■ **Task**:
State how many lines in the entries below contain "настоящему". Write nothing but the number.

■ **Records provided**:
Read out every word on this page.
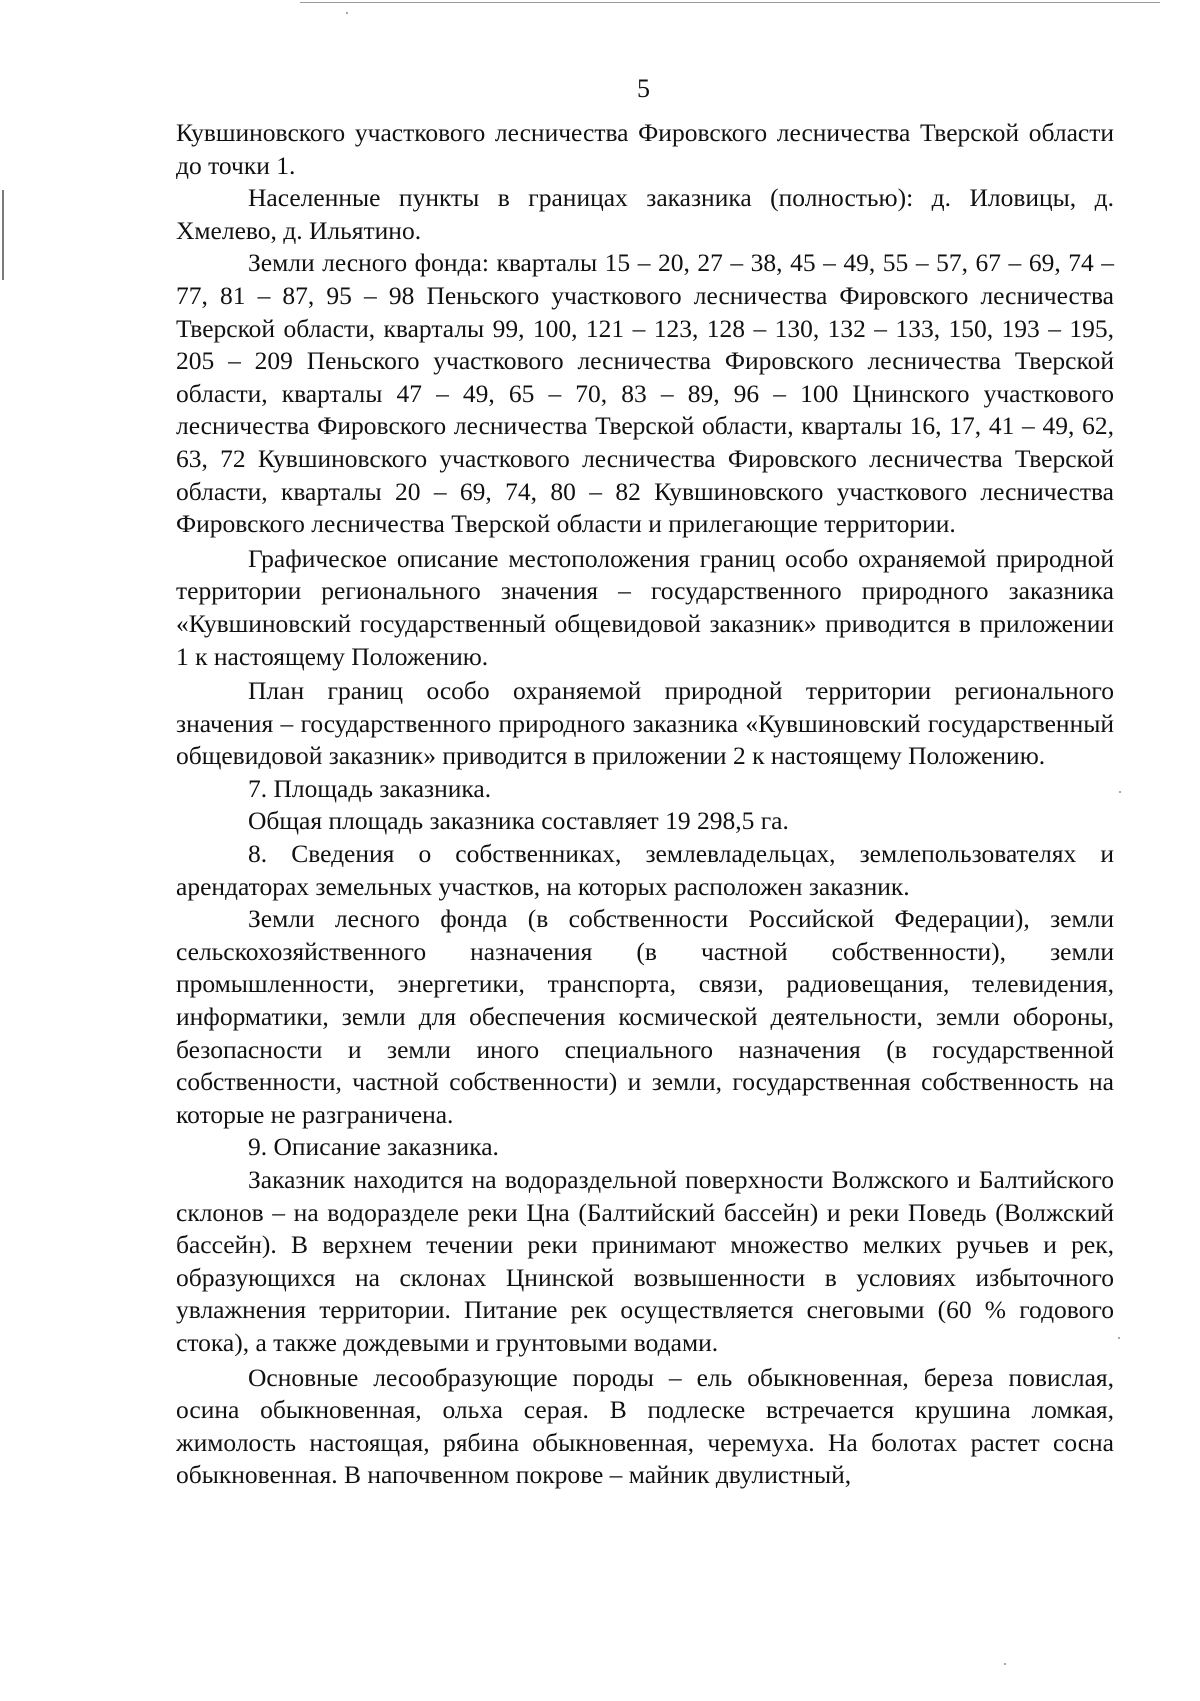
5

Кувшиновского участкового лесничества Фировского лесничества Тверской области до точки 1.

Населенные пункты в границах заказника (полностью): д. Иловицы, д. Хмелево, д. Ильятино.

Земли лесного фонда: кварталы 15 – 20, 27 – 38, 45 – 49, 55 – 57, 67 – 69, 74 – 77, 81 – 87, 95 – 98 Пеньского участкового лесничества Фировского лесничества Тверской области, кварталы 99, 100, 121 – 123, 128 – 130, 132 – 133, 150, 193 – 195, 205 – 209 Пеньского участкового лесничества Фировского лесничества Тверской области, кварталы 47 – 49, 65 – 70, 83 – 89, 96 – 100 Цнинского участкового лесничества Фировского лесничества Тверской области, кварталы 16, 17, 41 – 49, 62, 63, 72 Кувшиновского участкового лесничества Фировского лесничества Тверской области, кварталы 20 – 69, 74, 80 – 82 Кувшиновского участкового лесничества Фировского лесничества Тверской области и прилегающие территории.

Графическое описание местоположения границ особо охраняемой природной территории регионального значения – государственного природного заказника «Кувшиновский государственный общевидовой заказник» приводится в приложении 1 к настоящему Положению.

План границ особо охраняемой природной территории регионального значения – государственного природного заказника «Кувшиновский государственный общевидовой заказник» приводится в приложении 2 к настоящему Положению.

7. Площадь заказника.

Общая площадь заказника составляет 19 298,5 га.

8. Сведения о собственниках, землевладельцах, землепользователях и арендаторах земельных участков, на которых расположен заказник.

Земли лесного фонда (в собственности Российской Федерации), земли сельскохозяйственного назначения (в частной собственности), земли промышленности, энергетики, транспорта, связи, радиовещания, телевидения, информатики, земли для обеспечения космической деятельности, земли обороны, безопасности и земли иного специального назначения (в государственной собственности, частной собственности) и земли, государственная собственность на которые не разграничена.

9. Описание заказника.

Заказник находится на водораздельной поверхности Волжского и Балтийского склонов – на водоразделе реки Цна (Балтийский бассейн) и реки Поведь (Волжский бассейн). В верхнем течении реки принимают множество мелких ручьев и рек, образующихся на склонах Цнинской возвышенности в условиях избыточного увлажнения территории. Питание рек осуществляется снеговыми (60 % годового стока), а также дождевыми и грунтовыми водами.

Основные лесообразующие породы – ель обыкновенная, береза повислая, осина обыкновенная, ольха серая. В подлеске встречается крушина ломкая, жимолость настоящая, рябина обыкновенная, черемуха. На болотах растет сосна обыкновенная. В напочвенном покрове – майник двулистный,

■ **Written solution**:
2